Provided records -

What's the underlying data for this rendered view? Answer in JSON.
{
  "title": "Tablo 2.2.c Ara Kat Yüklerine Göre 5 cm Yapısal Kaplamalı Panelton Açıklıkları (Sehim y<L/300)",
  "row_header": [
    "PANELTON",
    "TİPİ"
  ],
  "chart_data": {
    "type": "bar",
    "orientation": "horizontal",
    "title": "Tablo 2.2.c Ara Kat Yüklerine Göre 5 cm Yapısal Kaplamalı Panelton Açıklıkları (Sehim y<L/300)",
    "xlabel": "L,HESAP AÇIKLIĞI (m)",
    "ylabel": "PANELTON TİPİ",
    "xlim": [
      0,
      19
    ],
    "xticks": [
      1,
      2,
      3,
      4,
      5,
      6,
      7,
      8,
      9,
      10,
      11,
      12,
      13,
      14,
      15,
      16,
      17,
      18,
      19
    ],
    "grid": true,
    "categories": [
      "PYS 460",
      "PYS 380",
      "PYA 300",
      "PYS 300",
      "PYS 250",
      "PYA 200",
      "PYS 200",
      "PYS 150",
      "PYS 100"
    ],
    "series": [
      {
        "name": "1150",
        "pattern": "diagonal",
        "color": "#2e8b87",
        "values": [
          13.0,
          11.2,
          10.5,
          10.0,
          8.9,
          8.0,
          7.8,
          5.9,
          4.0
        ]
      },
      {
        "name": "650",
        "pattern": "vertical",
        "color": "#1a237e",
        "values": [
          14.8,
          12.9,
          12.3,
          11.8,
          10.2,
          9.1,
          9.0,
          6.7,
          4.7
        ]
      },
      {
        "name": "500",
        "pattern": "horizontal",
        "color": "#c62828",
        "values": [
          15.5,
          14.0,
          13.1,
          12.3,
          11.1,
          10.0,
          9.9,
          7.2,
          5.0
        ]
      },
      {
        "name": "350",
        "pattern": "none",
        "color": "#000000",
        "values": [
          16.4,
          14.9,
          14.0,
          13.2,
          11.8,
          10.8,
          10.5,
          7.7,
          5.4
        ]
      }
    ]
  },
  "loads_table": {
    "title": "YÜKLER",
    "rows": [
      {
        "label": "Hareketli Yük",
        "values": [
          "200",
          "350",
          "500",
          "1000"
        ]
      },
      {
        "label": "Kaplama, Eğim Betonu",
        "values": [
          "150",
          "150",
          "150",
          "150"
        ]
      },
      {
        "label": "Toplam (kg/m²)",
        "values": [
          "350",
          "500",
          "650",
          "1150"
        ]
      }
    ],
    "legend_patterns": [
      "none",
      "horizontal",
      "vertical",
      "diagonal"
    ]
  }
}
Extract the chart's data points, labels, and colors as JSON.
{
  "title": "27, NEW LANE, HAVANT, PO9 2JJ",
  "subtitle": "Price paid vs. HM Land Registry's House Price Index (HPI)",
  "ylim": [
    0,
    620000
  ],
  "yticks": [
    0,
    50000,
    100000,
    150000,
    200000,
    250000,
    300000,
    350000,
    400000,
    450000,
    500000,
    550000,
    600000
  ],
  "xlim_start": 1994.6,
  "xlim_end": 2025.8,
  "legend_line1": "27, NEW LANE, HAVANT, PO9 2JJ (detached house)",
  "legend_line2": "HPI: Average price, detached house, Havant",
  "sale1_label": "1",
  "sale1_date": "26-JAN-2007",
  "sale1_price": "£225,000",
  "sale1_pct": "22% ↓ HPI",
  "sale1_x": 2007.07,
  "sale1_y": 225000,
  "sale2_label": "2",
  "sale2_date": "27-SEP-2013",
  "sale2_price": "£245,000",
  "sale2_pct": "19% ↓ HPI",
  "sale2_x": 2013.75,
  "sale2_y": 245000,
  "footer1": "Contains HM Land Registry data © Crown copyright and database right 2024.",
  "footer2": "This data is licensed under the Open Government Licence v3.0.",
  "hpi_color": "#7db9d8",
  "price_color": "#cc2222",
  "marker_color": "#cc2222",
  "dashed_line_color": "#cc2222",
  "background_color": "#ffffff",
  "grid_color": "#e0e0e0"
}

Task details -
Repeat all entries. Match them exactly.

Exercise output -
What's the underlying data for this rendered view? Answer in JSON.
{
  "title": "Tablo 2.2.c Ara Kat Yüklerine Göre 5 cm Yapısal Kaplamalı Panelton Açıklıkları (Sehim y<L/300)",
  "row_header": [
    "PANELTON",
    "TİPİ"
  ],
  "chart_data": {
    "type": "bar",
    "orientation": "horizontal",
    "title": "Tablo 2.2.c Ara Kat Yüklerine Göre 5 cm Yapısal Kaplamalı Panelton Açıklıkları (Sehim y<L/300)",
    "xlabel": "L,HESAP AÇIKLIĞI (m)",
    "ylabel": "PANELTON TİPİ",
    "xlim": [
      0,
      19
    ],
    "xticks": [
      1,
      2,
      3,
      4,
      5,
      6,
      7,
      8,
      9,
      10,
      11,
      12,
      13,
      14,
      15,
      16,
      17,
      18,
      19
    ],
    "grid": true,
    "categories": [
      "PYS 460",
      "PYS 380",
      "PYA 300",
      "PYS 300",
      "PYS 250",
      "PYA 200",
      "PYS 200",
      "PYS 150",
      "PYS 100"
    ],
    "series": [
      {
        "name": "1150",
        "pattern": "diagonal",
        "color": "#2e8b87",
        "values": [
          13.0,
          11.2,
          10.5,
          10.0,
          8.9,
          8.0,
          7.8,
          5.9,
          4.0
        ]
      },
      {
        "name": "650",
        "pattern": "vertical",
        "color": "#1a237e",
        "values": [
          14.8,
          12.9,
          12.3,
          11.8,
          10.2,
          9.1,
          9.0,
          6.7,
          4.7
        ]
      },
      {
        "name": "500",
        "pattern": "horizontal",
        "color": "#c62828",
        "values": [
          15.5,
          14.0,
          13.1,
          12.3,
          11.1,
          10.0,
          9.9,
          7.2,
          5.0
        ]
      },
      {
        "name": "350",
        "pattern": "none",
        "color": "#000000",
        "values": [
          16.4,
          14.9,
          14.0,
          13.2,
          11.8,
          10.8,
          10.5,
          7.7,
          5.4
        ]
      }
    ]
  },
  "loads_table": {
    "title": "YÜKLER",
    "rows": [
      {
        "label": "Hareketli Yük",
        "values": [
          "200",
          "350",
          "500",
          "1000"
        ]
      },
      {
        "label": "Kaplama, Eğim Betonu",
        "values": [
          "150",
          "150",
          "150",
          "150"
        ]
      },
      {
        "label": "Toplam (kg/m²)",
        "values": [
          "350",
          "500",
          "650",
          "1150"
        ]
      }
    ],
    "legend_patterns": [
      "none",
      "horizontal",
      "vertical",
      "diagonal"
    ]
  }
}
Extract the chart's data points, labels, and colors as JSON.
{
  "title": "27, NEW LANE, HAVANT, PO9 2JJ",
  "subtitle": "Price paid vs. HM Land Registry's House Price Index (HPI)",
  "ylim": [
    0,
    620000
  ],
  "yticks": [
    0,
    50000,
    100000,
    150000,
    200000,
    250000,
    300000,
    350000,
    400000,
    450000,
    500000,
    550000,
    600000
  ],
  "xlim_start": 1994.6,
  "xlim_end": 2025.8,
  "legend_line1": "27, NEW LANE, HAVANT, PO9 2JJ (detached house)",
  "legend_line2": "HPI: Average price, detached house, Havant",
  "sale1_label": "1",
  "sale1_date": "26-JAN-2007",
  "sale1_price": "£225,000",
  "sale1_pct": "22% ↓ HPI",
  "sale1_x": 2007.07,
  "sale1_y": 225000,
  "sale2_label": "2",
  "sale2_date": "27-SEP-2013",
  "sale2_price": "£245,000",
  "sale2_pct": "19% ↓ HPI",
  "sale2_x": 2013.75,
  "sale2_y": 245000,
  "footer1": "Contains HM Land Registry data © Crown copyright and database right 2024.",
  "footer2": "This data is licensed under the Open Government Licence v3.0.",
  "hpi_color": "#7db9d8",
  "price_color": "#cc2222",
  "marker_color": "#cc2222",
  "dashed_line_color": "#cc2222",
  "background_color": "#ffffff",
  "grid_color": "#e0e0e0"
}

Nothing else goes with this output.